** Start Excerpted data **

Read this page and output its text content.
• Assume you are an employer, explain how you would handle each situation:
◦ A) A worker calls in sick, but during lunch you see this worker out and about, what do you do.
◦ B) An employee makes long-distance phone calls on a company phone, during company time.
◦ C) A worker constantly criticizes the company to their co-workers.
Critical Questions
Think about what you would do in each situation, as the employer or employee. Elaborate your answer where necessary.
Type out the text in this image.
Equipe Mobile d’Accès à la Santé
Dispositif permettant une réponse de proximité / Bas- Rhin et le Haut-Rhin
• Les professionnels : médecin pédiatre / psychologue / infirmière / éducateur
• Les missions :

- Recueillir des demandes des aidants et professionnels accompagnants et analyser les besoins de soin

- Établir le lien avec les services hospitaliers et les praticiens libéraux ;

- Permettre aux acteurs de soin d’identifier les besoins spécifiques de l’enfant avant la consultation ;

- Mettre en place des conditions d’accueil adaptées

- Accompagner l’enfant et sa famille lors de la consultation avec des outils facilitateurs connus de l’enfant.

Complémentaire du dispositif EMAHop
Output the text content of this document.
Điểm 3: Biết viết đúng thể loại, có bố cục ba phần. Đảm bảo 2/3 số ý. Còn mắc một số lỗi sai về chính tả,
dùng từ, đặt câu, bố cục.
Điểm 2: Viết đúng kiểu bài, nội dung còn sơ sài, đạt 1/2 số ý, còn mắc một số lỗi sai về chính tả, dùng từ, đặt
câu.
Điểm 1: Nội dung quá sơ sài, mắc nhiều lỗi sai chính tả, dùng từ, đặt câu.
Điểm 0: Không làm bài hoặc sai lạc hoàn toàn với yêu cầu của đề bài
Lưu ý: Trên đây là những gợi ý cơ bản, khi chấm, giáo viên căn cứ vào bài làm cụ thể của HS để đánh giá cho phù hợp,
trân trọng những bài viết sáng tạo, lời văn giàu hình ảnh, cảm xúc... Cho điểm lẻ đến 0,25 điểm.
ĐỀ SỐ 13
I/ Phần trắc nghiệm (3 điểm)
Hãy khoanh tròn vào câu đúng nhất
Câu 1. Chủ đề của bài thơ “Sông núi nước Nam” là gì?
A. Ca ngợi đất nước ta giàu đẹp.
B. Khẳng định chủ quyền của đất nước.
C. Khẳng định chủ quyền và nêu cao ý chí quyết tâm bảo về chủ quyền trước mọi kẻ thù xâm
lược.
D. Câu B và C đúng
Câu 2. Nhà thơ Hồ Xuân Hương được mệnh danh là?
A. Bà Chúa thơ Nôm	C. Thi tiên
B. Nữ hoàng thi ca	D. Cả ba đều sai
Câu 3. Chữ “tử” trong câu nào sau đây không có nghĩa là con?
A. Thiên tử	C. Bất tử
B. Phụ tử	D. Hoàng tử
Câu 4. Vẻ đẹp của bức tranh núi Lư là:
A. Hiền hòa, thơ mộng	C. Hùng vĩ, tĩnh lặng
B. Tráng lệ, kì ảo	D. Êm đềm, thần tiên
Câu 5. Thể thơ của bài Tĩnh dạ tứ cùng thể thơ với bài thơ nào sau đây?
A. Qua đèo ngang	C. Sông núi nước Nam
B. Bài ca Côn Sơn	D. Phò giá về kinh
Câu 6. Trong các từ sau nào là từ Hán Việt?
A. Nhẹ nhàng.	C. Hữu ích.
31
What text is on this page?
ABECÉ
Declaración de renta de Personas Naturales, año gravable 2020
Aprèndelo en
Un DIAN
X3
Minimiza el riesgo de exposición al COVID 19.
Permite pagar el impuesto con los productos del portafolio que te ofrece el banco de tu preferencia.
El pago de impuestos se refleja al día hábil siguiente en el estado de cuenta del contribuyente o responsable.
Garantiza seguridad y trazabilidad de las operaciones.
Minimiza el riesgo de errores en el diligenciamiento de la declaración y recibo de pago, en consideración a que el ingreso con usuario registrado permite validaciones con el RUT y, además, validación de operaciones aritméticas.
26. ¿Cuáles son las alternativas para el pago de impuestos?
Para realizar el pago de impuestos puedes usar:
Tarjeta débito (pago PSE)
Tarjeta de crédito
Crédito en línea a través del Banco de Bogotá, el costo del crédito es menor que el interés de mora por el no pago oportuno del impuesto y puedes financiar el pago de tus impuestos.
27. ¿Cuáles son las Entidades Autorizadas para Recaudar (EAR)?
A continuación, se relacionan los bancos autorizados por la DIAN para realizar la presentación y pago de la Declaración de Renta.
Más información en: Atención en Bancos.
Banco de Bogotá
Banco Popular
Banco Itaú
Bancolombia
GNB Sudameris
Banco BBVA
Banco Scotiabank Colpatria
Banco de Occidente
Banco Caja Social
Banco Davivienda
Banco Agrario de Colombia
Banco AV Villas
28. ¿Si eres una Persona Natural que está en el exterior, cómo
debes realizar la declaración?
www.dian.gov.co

** End Excerpted data **

*Exercise requirements*:
Return only the count of lines in the records that hold the word "calls".

*The result*:
2